Problem to work on. Write out all of the data exactly as it appears.

Provided material.

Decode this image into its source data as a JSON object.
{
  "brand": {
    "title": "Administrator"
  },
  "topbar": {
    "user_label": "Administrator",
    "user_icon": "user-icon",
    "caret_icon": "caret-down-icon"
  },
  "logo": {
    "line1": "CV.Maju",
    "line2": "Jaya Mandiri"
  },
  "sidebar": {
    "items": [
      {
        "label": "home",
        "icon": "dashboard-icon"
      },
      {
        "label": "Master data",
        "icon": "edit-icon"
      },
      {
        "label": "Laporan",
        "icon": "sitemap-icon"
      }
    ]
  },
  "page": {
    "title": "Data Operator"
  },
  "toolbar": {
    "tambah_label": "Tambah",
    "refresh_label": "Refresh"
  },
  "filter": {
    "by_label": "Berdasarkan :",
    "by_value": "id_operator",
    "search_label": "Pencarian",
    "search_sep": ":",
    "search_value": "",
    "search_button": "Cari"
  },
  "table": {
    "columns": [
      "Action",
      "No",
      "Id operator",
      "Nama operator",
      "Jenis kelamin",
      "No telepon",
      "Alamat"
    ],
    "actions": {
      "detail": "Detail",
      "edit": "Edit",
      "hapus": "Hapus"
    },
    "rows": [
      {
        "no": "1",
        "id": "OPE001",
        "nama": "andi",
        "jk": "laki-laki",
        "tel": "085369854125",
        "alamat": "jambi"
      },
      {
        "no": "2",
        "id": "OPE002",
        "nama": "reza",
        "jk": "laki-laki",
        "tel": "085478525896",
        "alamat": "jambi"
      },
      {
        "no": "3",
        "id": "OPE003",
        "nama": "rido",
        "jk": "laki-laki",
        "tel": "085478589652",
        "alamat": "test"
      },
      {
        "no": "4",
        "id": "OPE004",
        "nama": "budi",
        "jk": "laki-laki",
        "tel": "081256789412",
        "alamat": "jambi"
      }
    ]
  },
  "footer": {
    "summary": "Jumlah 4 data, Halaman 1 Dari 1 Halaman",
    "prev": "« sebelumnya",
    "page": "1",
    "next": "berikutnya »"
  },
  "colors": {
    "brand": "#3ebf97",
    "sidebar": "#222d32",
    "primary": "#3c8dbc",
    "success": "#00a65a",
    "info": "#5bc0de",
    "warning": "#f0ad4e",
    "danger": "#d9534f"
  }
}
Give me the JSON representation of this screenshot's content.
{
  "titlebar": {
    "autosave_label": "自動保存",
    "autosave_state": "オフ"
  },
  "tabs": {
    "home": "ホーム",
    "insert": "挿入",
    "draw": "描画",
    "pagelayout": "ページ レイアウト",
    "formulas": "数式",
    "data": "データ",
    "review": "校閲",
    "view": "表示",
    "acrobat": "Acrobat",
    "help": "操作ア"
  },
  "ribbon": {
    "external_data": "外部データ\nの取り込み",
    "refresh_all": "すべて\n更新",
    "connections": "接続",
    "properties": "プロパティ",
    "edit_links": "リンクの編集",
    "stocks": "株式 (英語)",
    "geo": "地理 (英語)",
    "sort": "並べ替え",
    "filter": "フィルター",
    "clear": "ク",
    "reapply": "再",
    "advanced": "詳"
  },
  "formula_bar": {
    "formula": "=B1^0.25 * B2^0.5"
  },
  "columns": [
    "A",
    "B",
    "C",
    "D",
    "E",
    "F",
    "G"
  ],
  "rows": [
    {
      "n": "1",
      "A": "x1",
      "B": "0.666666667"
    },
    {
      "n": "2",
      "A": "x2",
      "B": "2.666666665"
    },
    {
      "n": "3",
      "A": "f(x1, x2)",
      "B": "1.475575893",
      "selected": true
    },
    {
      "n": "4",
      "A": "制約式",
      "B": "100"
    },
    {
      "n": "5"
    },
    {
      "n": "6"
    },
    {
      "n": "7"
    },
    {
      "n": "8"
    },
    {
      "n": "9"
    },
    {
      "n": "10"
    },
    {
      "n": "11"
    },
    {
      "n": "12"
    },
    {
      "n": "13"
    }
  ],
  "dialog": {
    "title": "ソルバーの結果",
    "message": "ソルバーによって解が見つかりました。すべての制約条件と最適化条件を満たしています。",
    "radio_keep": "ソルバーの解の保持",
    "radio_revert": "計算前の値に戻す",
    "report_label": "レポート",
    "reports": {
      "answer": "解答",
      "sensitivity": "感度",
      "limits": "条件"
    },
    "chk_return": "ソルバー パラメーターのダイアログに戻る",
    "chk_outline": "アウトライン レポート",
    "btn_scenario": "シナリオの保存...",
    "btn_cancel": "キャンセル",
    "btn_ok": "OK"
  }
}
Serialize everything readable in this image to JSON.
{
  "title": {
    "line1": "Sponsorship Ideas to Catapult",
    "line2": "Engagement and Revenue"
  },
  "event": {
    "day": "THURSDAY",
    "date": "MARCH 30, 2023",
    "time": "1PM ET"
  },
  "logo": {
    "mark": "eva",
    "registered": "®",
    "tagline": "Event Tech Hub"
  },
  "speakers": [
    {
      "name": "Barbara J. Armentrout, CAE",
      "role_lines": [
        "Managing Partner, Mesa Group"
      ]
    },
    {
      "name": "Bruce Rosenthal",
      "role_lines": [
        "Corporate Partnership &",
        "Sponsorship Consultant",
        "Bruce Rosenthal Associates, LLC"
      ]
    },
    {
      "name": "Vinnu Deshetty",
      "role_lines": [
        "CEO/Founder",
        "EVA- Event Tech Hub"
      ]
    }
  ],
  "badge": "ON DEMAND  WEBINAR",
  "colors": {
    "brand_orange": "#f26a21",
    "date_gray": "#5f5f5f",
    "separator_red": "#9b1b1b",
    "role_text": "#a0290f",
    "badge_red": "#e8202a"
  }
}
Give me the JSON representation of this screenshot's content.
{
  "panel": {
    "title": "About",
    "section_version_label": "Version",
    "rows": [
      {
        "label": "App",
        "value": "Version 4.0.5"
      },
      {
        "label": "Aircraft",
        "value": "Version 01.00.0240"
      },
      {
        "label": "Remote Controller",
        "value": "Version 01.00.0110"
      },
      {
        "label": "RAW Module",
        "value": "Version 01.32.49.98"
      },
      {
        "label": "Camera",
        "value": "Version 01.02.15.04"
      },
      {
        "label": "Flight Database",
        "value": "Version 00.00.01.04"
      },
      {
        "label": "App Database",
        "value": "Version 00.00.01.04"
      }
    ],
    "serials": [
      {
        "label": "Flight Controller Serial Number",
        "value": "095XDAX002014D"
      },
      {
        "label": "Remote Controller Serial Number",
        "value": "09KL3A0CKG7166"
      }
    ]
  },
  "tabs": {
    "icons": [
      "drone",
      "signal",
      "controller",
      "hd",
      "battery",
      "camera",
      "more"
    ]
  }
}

Correct response.
Decode this image into its source data as a JSON object.
{
  "brand": {
    "title": "Administrator"
  },
  "topbar": {
    "user_label": "Administrator",
    "user_icon": "user-icon",
    "caret_icon": "caret-down-icon"
  },
  "logo": {
    "line1": "CV.Maju",
    "line2": "Jaya Mandiri"
  },
  "sidebar": {
    "items": [
      {
        "label": "home",
        "icon": "dashboard-icon"
      },
      {
        "label": "Master data",
        "icon": "edit-icon"
      },
      {
        "label": "Laporan",
        "icon": "sitemap-icon"
      }
    ]
  },
  "page": {
    "title": "Data Operator"
  },
  "toolbar": {
    "tambah_label": "Tambah",
    "refresh_label": "Refresh"
  },
  "filter": {
    "by_label": "Berdasarkan :",
    "by_value": "id_operator",
    "search_label": "Pencarian",
    "search_sep": ":",
    "search_value": "",
    "search_button": "Cari"
  },
  "table": {
    "columns": [
      "Action",
      "No",
      "Id operator",
      "Nama operator",
      "Jenis kelamin",
      "No telepon",
      "Alamat"
    ],
    "actions": {
      "detail": "Detail",
      "edit": "Edit",
      "hapus": "Hapus"
    },
    "rows": [
      {
        "no": "1",
        "id": "OPE001",
        "nama": "andi",
        "jk": "laki-laki",
        "tel": "085369854125",
        "alamat": "jambi"
      },
      {
        "no": "2",
        "id": "OPE002",
        "nama": "reza",
        "jk": "laki-laki",
        "tel": "085478525896",
        "alamat": "jambi"
      },
      {
        "no": "3",
        "id": "OPE003",
        "nama": "rido",
        "jk": "laki-laki",
        "tel": "085478589652",
        "alamat": "test"
      },
      {
        "no": "4",
        "id": "OPE004",
        "nama": "budi",
        "jk": "laki-laki",
        "tel": "081256789412",
        "alamat": "jambi"
      }
    ]
  },
  "footer": {
    "summary": "Jumlah 4 data, Halaman 1 Dari 1 Halaman",
    "prev": "« sebelumnya",
    "page": "1",
    "next": "berikutnya »"
  },
  "colors": {
    "brand": "#3ebf97",
    "sidebar": "#222d32",
    "primary": "#3c8dbc",
    "success": "#00a65a",
    "info": "#5bc0de",
    "warning": "#f0ad4e",
    "danger": "#d9534f"
  }
}
Give me the JSON representation of this screenshot's content.
{
  "titlebar": {
    "autosave_label": "自動保存",
    "autosave_state": "オフ"
  },
  "tabs": {
    "home": "ホーム",
    "insert": "挿入",
    "draw": "描画",
    "pagelayout": "ページ レイアウト",
    "formulas": "数式",
    "data": "データ",
    "review": "校閲",
    "view": "表示",
    "acrobat": "Acrobat",
    "help": "操作ア"
  },
  "ribbon": {
    "external_data": "外部データ\nの取り込み",
    "refresh_all": "すべて\n更新",
    "connections": "接続",
    "properties": "プロパティ",
    "edit_links": "リンクの編集",
    "stocks": "株式 (英語)",
    "geo": "地理 (英語)",
    "sort": "並べ替え",
    "filter": "フィルター",
    "clear": "ク",
    "reapply": "再",
    "advanced": "詳"
  },
  "formula_bar": {
    "formula": "=B1^0.25 * B2^0.5"
  },
  "columns": [
    "A",
    "B",
    "C",
    "D",
    "E",
    "F",
    "G"
  ],
  "rows": [
    {
      "n": "1",
      "A": "x1",
      "B": "0.666666667"
    },
    {
      "n": "2",
      "A": "x2",
      "B": "2.666666665"
    },
    {
      "n": "3",
      "A": "f(x1, x2)",
      "B": "1.475575893",
      "selected": true
    },
    {
      "n": "4",
      "A": "制約式",
      "B": "100"
    },
    {
      "n": "5"
    },
    {
      "n": "6"
    },
    {
      "n": "7"
    },
    {
      "n": "8"
    },
    {
      "n": "9"
    },
    {
      "n": "10"
    },
    {
      "n": "11"
    },
    {
      "n": "12"
    },
    {
      "n": "13"
    }
  ],
  "dialog": {
    "title": "ソルバーの結果",
    "message": "ソルバーによって解が見つかりました。すべての制約条件と最適化条件を満たしています。",
    "radio_keep": "ソルバーの解の保持",
    "radio_revert": "計算前の値に戻す",
    "report_label": "レポート",
    "reports": {
      "answer": "解答",
      "sensitivity": "感度",
      "limits": "条件"
    },
    "chk_return": "ソルバー パラメーターのダイアログに戻る",
    "chk_outline": "アウトライン レポート",
    "btn_scenario": "シナリオの保存...",
    "btn_cancel": "キャンセル",
    "btn_ok": "OK"
  }
}
Serialize everything readable in this image to JSON.
{
  "title": {
    "line1": "Sponsorship Ideas to Catapult",
    "line2": "Engagement and Revenue"
  },
  "event": {
    "day": "THURSDAY",
    "date": "MARCH 30, 2023",
    "time": "1PM ET"
  },
  "logo": {
    "mark": "eva",
    "registered": "®",
    "tagline": "Event Tech Hub"
  },
  "speakers": [
    {
      "name": "Barbara J. Armentrout, CAE",
      "role_lines": [
        "Managing Partner, Mesa Group"
      ]
    },
    {
      "name": "Bruce Rosenthal",
      "role_lines": [
        "Corporate Partnership &",
        "Sponsorship Consultant",
        "Bruce Rosenthal Associates, LLC"
      ]
    },
    {
      "name": "Vinnu Deshetty",
      "role_lines": [
        "CEO/Founder",
        "EVA- Event Tech Hub"
      ]
    }
  ],
  "badge": "ON DEMAND  WEBINAR",
  "colors": {
    "brand_orange": "#f26a21",
    "date_gray": "#5f5f5f",
    "separator_red": "#9b1b1b",
    "role_text": "#a0290f",
    "badge_red": "#e8202a"
  }
}
Give me the JSON representation of this screenshot's content.
{
  "panel": {
    "title": "About",
    "section_version_label": "Version",
    "rows": [
      {
        "label": "App",
        "value": "Version 4.0.5"
      },
      {
        "label": "Aircraft",
        "value": "Version 01.00.0240"
      },
      {
        "label": "Remote Controller",
        "value": "Version 01.00.0110"
      },
      {
        "label": "RAW Module",
        "value": "Version 01.32.49.98"
      },
      {
        "label": "Camera",
        "value": "Version 01.02.15.04"
      },
      {
        "label": "Flight Database",
        "value": "Version 00.00.01.04"
      },
      {
        "label": "App Database",
        "value": "Version 00.00.01.04"
      }
    ],
    "serials": [
      {
        "label": "Flight Controller Serial Number",
        "value": "095XDAX002014D"
      },
      {
        "label": "Remote Controller Serial Number",
        "value": "09KL3A0CKG7166"
      }
    ]
  },
  "tabs": {
    "icons": [
      "drone",
      "signal",
      "controller",
      "hd",
      "battery",
      "camera",
      "more"
    ]
  }
}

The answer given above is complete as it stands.